=== REQUIREMENTS ===
Swap every "Good thing" in the listing below for "Beneficial", and reproduce all its lines with nothing else altered.

[A listing]
** START **
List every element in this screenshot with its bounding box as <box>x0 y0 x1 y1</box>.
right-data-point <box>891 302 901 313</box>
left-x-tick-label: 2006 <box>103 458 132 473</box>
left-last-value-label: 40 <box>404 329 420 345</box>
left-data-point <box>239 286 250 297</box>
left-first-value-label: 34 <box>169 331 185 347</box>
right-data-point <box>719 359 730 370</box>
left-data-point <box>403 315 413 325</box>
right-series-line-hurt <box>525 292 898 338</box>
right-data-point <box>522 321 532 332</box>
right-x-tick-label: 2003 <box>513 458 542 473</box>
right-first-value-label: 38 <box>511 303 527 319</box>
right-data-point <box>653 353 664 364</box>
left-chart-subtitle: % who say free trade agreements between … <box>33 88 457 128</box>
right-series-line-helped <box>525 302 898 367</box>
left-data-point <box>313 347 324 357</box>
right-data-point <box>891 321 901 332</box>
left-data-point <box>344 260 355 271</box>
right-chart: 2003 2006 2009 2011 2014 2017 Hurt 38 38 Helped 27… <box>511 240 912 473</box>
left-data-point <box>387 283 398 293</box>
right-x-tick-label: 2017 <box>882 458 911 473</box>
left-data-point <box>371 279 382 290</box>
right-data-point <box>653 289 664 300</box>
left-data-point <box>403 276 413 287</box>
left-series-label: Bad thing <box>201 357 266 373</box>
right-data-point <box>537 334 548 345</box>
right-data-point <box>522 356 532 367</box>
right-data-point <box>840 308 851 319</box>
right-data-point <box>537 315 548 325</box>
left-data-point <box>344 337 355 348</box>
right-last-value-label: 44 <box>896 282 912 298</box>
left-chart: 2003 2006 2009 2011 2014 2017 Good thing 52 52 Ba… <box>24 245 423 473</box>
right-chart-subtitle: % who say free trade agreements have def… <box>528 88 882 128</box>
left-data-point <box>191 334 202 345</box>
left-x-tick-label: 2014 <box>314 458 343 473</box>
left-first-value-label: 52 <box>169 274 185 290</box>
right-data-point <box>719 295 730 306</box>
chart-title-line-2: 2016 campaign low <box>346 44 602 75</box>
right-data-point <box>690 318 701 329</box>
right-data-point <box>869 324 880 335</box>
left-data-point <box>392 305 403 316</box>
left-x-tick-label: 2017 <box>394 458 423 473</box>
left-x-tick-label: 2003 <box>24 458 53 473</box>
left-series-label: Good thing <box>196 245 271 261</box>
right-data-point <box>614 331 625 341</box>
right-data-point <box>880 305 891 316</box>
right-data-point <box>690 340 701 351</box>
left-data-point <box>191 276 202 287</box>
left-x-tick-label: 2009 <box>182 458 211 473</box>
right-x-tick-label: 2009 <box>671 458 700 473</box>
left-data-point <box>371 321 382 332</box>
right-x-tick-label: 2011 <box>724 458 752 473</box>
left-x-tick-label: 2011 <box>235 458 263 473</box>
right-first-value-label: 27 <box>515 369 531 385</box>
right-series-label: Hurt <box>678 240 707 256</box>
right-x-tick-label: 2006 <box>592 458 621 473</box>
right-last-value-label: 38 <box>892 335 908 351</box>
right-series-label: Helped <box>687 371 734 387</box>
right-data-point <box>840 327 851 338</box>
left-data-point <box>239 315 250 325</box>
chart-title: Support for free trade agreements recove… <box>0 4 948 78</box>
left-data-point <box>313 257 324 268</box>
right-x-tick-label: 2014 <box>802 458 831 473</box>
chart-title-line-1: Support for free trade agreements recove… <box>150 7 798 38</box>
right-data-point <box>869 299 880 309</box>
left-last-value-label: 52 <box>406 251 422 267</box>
** END **
=== CORRECT RESPONSE ===
List every element in this screenshot with its bounding box as <box>x0 y0 x1 y1</box>.
right-data-point <box>891 302 901 313</box>
left-x-tick-label: 2006 <box>103 458 132 473</box>
left-last-value-label: 40 <box>404 329 420 345</box>
left-data-point <box>239 286 250 297</box>
left-first-value-label: 34 <box>169 331 185 347</box>
right-data-point <box>719 359 730 370</box>
left-data-point <box>403 315 413 325</box>
right-series-line-hurt <box>525 292 898 338</box>
right-data-point <box>522 321 532 332</box>
right-x-tick-label: 2003 <box>513 458 542 473</box>
right-first-value-label: 38 <box>511 303 527 319</box>
right-data-point <box>653 353 664 364</box>
left-chart-subtitle: % who say free trade agreements between … <box>33 88 457 128</box>
right-series-line-helped <box>525 302 898 367</box>
left-data-point <box>313 347 324 357</box>
right-data-point <box>891 321 901 332</box>
left-data-point <box>344 260 355 271</box>
right-chart: 2003 2006 2009 2011 2014 2017 Hurt 38 38 Helped 27… <box>511 240 912 473</box>
left-data-point <box>387 283 398 293</box>
right-x-tick-label: 2017 <box>882 458 911 473</box>
left-data-point <box>371 279 382 290</box>
right-data-point <box>653 289 664 300</box>
left-data-point <box>403 276 413 287</box>
left-series-label: Bad thing <box>201 357 266 373</box>
right-data-point <box>537 334 548 345</box>
right-data-point <box>522 356 532 367</box>
right-data-point <box>840 308 851 319</box>
right-data-point <box>537 315 548 325</box>
left-data-point <box>344 337 355 348</box>
right-last-value-label: 44 <box>896 282 912 298</box>
left-chart: 2003 2006 2009 2011 2014 2017 Beneficial 52 52 Ba… <box>24 245 423 473</box>
right-chart-subtitle: % who say free trade agreements have def… <box>528 88 882 128</box>
left-data-point <box>191 334 202 345</box>
left-x-tick-label: 2014 <box>314 458 343 473</box>
left-first-value-label: 52 <box>169 274 185 290</box>
right-data-point <box>719 295 730 306</box>
chart-title-line-2: 2016 campaign low <box>346 44 602 75</box>
right-data-point <box>690 318 701 329</box>
right-data-point <box>869 324 880 335</box>
left-data-point <box>392 305 403 316</box>
left-x-tick-label: 2017 <box>394 458 423 473</box>
left-x-tick-label: 2003 <box>24 458 53 473</box>
left-series-label: Beneficial <box>196 245 271 261</box>
right-data-point <box>614 331 625 341</box>
right-data-point <box>880 305 891 316</box>
right-data-point <box>690 340 701 351</box>
left-data-point <box>191 276 202 287</box>
left-x-tick-label: 2009 <box>182 458 211 473</box>
right-x-tick-label: 2009 <box>671 458 700 473</box>
left-data-point <box>371 321 382 332</box>
right-x-tick-label: 2011 <box>724 458 752 473</box>
left-x-tick-label: 2011 <box>235 458 263 473</box>
right-first-value-label: 27 <box>515 369 531 385</box>
right-series-label: Hurt <box>678 240 707 256</box>
right-x-tick-label: 2006 <box>592 458 621 473</box>
right-last-value-label: 38 <box>892 335 908 351</box>
right-series-label: Helped <box>687 371 734 387</box>
right-data-point <box>840 327 851 338</box>
left-data-point <box>239 315 250 325</box>
chart-title: Support for free trade agreements recove… <box>0 4 948 78</box>
left-data-point <box>313 257 324 268</box>
right-x-tick-label: 2014 <box>802 458 831 473</box>
chart-title-line-1: Support for free trade agreements recove… <box>150 7 798 38</box>
right-data-point <box>869 299 880 309</box>
left-last-value-label: 52 <box>406 251 422 267</box>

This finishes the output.